**What is needed**
Locate each line containing the string "this" and copy it out.

**Task data**

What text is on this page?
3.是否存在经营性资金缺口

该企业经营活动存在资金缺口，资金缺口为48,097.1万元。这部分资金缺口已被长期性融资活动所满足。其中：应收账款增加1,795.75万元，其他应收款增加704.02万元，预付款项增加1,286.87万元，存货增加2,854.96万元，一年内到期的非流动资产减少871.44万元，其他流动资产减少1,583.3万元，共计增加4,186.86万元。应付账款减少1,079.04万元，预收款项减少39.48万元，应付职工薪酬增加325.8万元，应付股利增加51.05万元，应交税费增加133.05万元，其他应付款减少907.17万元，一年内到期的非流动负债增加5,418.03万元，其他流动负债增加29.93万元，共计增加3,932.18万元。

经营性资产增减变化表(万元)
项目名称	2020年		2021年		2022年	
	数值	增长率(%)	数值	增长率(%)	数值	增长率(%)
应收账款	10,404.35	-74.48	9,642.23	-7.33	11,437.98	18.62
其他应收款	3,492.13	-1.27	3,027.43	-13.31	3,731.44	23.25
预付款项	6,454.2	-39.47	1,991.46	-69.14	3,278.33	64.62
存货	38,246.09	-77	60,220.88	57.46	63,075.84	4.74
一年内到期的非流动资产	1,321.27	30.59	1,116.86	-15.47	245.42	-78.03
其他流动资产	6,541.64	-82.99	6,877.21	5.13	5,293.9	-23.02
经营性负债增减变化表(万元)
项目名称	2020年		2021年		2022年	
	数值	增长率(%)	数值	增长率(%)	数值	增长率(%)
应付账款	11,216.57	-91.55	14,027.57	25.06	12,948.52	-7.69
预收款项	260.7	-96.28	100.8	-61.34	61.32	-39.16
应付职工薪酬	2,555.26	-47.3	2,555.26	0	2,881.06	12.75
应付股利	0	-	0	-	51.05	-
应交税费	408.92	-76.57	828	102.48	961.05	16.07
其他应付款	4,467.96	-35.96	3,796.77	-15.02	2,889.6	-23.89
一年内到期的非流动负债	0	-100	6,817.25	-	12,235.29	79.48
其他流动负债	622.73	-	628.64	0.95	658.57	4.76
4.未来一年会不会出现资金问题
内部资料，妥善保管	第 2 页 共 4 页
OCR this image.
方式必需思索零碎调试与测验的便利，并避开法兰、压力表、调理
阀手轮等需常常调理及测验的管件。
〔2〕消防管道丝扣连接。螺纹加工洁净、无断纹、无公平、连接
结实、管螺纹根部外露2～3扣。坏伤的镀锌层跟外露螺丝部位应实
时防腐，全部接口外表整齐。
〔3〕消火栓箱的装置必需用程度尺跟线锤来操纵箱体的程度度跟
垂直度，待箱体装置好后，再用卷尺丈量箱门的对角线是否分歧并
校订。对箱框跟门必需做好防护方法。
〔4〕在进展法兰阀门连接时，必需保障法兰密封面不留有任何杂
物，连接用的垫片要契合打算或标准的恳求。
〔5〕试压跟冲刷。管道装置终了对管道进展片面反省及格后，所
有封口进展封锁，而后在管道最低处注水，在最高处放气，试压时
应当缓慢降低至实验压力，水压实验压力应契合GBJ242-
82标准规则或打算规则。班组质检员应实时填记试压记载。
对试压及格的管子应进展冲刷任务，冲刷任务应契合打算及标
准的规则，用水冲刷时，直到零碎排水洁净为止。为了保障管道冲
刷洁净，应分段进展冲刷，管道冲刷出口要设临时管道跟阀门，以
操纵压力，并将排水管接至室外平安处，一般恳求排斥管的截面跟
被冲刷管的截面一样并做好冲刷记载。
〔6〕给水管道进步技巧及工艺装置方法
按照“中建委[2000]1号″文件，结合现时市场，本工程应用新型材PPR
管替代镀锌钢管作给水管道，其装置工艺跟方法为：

**Exercise answer**
What text is on this page?
OCR this image.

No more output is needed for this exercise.